Question

Two fixed charges, +1.0 x 10^-6 C and -3.0 x 10^-6 C, are 10 cm apart. (a) Where may a third charge be located so that the net force acting on this charge is zero? (b) Is the equilibrium stable or not?

Answer 1

Part a)

the third charge will be placed at 13.66 cm on the other side of
`1.0 * 10^(-6) C` charge

Part b)

If the charge is displaced by small distance towards left or right the force on it will move it away from its initial position

so this is Not stable equilibrium

Step-by-step explanation:

Two charges are placed here on straight line are at 10 cm apart

here the two charges given are of opposite sign and hence the force on the third charge placed here on the same line will be zero where electric field is zero

Here electric field will be zero at the position near to the charge which is of small magnitude

so we will have

`(kq_1)/(r^2) = (kq_2)/((10 + r)^2)`

now we have

`((1 * 10^(-6)))/(r^2) = ((3* 10^(-6)))/((10+ r)^2)`

`10 + r = \sqrt3 r`

`r = (10)/(\sqrt3 - 1) = 13.66 cm`

so the third charge will be placed at 13.66 cm on the other side of
`1.0 * 10^(-6) C` charge

Part b)

If the charge is displaced by small distance towards left or right the force on it will move it away from its initial position

so this is Not stable equilibrium

***

### Work to complete
**a.** Rewrite everything in the electrostatics problem from "Two fixed charges, +1.0" down to "stable or not?", renaming "third charge" as "test charge".
**b.** Answer these from the electrostatics problem:
(i) How far apart are the two fixed charges?
(ii) At what distance from the 1.0 x 10^-6 C charge is the third charge placed?
(iii) Is the equilibrium stable?

### Records shown
***

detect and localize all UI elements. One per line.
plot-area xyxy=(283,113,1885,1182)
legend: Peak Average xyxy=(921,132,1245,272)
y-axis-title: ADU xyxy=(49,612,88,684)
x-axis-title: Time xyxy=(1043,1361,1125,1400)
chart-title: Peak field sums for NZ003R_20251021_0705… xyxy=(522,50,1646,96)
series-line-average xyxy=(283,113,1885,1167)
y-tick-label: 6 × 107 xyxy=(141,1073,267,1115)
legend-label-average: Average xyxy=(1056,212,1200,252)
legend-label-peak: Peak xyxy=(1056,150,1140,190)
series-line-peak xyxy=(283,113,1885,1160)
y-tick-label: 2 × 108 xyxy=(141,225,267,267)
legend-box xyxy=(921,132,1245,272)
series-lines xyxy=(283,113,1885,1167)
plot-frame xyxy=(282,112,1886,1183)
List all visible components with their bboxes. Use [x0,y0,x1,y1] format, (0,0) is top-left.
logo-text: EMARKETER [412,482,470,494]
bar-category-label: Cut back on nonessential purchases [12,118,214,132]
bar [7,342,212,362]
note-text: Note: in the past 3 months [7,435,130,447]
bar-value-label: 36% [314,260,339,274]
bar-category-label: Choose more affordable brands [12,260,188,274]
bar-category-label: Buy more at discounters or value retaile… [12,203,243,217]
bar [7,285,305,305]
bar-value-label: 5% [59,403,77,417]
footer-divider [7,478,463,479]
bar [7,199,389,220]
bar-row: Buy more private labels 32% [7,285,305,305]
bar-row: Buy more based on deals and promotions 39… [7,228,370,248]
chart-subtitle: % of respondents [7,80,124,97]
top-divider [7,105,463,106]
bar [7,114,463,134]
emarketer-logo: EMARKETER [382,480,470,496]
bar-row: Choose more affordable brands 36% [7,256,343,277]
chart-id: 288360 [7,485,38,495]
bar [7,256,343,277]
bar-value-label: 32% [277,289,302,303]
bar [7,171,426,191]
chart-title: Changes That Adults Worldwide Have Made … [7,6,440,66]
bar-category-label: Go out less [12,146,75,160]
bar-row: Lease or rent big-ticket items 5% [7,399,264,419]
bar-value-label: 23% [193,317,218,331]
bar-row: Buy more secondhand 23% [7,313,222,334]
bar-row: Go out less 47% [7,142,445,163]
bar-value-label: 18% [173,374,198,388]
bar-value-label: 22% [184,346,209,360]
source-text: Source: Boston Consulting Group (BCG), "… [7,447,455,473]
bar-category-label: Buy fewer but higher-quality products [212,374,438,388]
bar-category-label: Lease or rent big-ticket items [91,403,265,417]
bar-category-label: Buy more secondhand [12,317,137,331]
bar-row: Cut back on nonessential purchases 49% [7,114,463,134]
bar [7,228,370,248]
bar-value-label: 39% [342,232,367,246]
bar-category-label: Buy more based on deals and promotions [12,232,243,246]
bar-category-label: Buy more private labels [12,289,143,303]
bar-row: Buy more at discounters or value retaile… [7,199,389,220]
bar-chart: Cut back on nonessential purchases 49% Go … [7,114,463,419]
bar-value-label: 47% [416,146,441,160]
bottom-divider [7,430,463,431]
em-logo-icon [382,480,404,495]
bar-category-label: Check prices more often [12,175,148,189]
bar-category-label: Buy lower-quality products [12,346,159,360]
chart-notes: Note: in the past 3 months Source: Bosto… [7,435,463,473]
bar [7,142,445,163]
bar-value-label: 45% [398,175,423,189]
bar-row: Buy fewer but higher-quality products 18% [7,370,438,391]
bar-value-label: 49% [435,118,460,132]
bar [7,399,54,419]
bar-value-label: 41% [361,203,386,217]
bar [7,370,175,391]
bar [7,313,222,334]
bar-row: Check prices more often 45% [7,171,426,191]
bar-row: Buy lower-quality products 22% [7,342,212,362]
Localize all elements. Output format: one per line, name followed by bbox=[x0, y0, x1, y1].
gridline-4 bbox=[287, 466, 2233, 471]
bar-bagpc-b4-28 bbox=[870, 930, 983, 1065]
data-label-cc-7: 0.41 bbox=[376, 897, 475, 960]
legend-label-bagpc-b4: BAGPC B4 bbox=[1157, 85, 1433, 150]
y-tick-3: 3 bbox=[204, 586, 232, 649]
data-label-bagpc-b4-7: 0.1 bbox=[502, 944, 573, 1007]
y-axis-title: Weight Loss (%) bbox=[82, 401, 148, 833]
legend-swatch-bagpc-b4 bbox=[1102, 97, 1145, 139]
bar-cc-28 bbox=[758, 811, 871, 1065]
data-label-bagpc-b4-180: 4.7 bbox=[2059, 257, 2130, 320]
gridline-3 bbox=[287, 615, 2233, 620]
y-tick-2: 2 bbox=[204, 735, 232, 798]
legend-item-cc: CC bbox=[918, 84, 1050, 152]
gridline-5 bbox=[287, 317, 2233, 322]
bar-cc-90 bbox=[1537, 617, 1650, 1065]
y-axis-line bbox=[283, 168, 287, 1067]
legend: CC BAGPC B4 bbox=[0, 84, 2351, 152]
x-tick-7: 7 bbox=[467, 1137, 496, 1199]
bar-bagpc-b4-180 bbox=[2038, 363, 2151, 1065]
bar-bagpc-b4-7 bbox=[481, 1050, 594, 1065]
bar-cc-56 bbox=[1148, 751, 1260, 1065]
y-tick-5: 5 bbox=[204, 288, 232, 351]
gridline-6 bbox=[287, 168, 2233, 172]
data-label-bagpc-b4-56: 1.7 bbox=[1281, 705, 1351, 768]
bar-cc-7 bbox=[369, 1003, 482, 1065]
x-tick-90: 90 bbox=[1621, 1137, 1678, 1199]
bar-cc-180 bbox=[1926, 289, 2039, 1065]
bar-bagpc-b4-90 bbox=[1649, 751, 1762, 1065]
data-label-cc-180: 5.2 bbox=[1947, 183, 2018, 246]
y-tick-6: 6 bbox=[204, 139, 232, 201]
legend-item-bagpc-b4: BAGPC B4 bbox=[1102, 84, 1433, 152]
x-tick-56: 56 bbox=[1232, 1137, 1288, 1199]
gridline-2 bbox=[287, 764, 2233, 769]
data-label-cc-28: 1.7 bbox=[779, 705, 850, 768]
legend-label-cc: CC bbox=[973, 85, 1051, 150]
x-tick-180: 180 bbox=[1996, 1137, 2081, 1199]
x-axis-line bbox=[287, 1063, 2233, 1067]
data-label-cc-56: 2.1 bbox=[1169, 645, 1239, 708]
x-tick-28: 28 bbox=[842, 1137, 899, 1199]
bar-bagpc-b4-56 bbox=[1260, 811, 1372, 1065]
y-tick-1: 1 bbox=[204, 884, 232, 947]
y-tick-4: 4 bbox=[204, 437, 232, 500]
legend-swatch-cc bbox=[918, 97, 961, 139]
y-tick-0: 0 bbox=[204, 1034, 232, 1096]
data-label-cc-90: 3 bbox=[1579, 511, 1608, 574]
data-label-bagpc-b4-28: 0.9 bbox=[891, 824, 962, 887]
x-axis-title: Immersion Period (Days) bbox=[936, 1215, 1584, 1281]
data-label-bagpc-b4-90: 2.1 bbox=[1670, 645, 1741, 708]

***

### Problem solutions
**a.**
Two fixed charges, +1.0 x 10^-6 C and -3.0 x 10^-6 C, are 10 cm apart. (a) Where may a test charge be located so that the net force acting on this charge is zero? (b) Is the equilibrium stable or not?

**b.**
(i) 10 cm
(ii) 13.66 cm, on the other side of the 1.0 x 10^-6 C charge
(iii) No, it is not stable.